====== Dataset content

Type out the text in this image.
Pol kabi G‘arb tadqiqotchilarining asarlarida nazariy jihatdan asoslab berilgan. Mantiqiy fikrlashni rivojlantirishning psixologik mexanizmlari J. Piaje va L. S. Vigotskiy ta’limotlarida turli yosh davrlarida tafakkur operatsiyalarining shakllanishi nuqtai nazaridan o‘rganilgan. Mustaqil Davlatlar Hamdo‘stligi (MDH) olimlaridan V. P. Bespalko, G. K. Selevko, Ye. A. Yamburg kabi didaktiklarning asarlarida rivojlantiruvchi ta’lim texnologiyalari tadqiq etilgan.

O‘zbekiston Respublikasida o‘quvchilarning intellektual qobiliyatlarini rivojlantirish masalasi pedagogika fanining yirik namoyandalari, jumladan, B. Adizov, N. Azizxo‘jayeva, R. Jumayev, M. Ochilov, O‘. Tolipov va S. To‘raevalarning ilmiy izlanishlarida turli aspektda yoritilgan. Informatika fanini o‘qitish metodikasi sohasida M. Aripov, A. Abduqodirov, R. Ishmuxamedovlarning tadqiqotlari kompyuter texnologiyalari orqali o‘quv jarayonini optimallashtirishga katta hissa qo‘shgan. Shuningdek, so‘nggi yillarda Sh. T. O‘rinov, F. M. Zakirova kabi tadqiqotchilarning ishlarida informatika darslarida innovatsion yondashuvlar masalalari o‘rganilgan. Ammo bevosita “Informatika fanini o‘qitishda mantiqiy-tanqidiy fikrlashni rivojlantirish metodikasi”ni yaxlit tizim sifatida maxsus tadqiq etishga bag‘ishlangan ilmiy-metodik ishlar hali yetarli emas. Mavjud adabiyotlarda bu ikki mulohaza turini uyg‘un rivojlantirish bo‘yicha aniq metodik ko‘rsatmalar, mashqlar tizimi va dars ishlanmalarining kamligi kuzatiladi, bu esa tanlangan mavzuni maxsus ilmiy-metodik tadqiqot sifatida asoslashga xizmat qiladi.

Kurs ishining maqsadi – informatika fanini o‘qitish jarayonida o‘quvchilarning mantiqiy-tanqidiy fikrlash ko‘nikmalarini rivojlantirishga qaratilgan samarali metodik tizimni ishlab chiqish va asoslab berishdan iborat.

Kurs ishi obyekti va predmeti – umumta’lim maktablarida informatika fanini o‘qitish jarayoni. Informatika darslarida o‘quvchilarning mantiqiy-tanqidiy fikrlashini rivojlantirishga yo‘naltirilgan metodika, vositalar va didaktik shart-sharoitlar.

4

============

# Your objective
Transcribe every entry exactly, omitting nothing.

# Response below
Type out the text in this image.
Pol kabi G‘arb tadqiqotchilarining asarlarida nazariy jihatdan asoslab berilgan. Mantiqiy fikrlashni rivojlantirishning psixologik mexanizmlari J. Piaje va L. S. Vigotskiy ta’limotlarida turli yosh davrlarida tafakkur operatsiyalarining shakllanishi nuqtai nazaridan o‘rganilgan. Mustaqil Davlatlar Hamdo‘stligi (MDH) olimlaridan V. P. Bespalko, G. K. Selevko, Ye. A. Yamburg kabi didaktiklarning asarlarida rivojlantiruvchi ta’lim texnologiyalari tadqiq etilgan.

O‘zbekiston Respublikasida o‘quvchilarning intellektual qobiliyatlarini rivojlantirish masalasi pedagogika fanining yirik namoyandalari, jumladan, B. Adizov, N. Azizxo‘jayeva, R. Jumayev, M. Ochilov, O‘. Tolipov va S. To‘raevalarning ilmiy izlanishlarida turli aspektda yoritilgan. Informatika fanini o‘qitish metodikasi sohasida M. Aripov, A. Abduqodirov, R. Ishmuxamedovlarning tadqiqotlari kompyuter texnologiyalari orqali o‘quv jarayonini optimallashtirishga katta hissa qo‘shgan. Shuningdek, so‘nggi yillarda Sh. T. O‘rinov, F. M. Zakirova kabi tadqiqotchilarning ishlarida informatika darslarida innovatsion yondashuvlar masalalari o‘rganilgan. Ammo bevosita “Informatika fanini o‘qitishda mantiqiy-tanqidiy fikrlashni rivojlantirish metodikasi”ni yaxlit tizim sifatida maxsus tadqiq etishga bag‘ishlangan ilmiy-metodik ishlar hali yetarli emas. Mavjud adabiyotlarda bu ikki mulohaza turini uyg‘un rivojlantirish bo‘yicha aniq metodik ko‘rsatmalar, mashqlar tizimi va dars ishlanmalarining kamligi kuzatiladi, bu esa tanlangan mavzuni maxsus ilmiy-metodik tadqiqot sifatida asoslashga xizmat qiladi.

Kurs ishining maqsadi – informatika fanini o‘qitish jarayonida o‘quvchilarning mantiqiy-tanqidiy fikrlash ko‘nikmalarini rivojlantirishga qaratilgan samarali metodik tizimni ishlab chiqish va asoslab berishdan iborat.

Kurs ishi obyekti va predmeti – umumta’lim maktablarida informatika fanini o‘qitish jarayoni. Informatika darslarida o‘quvchilarning mantiqiy-tanqidiy fikrlashini rivojlantirishga yo‘naltirilgan metodika, vositalar va didaktik shart-sharoitlar.

4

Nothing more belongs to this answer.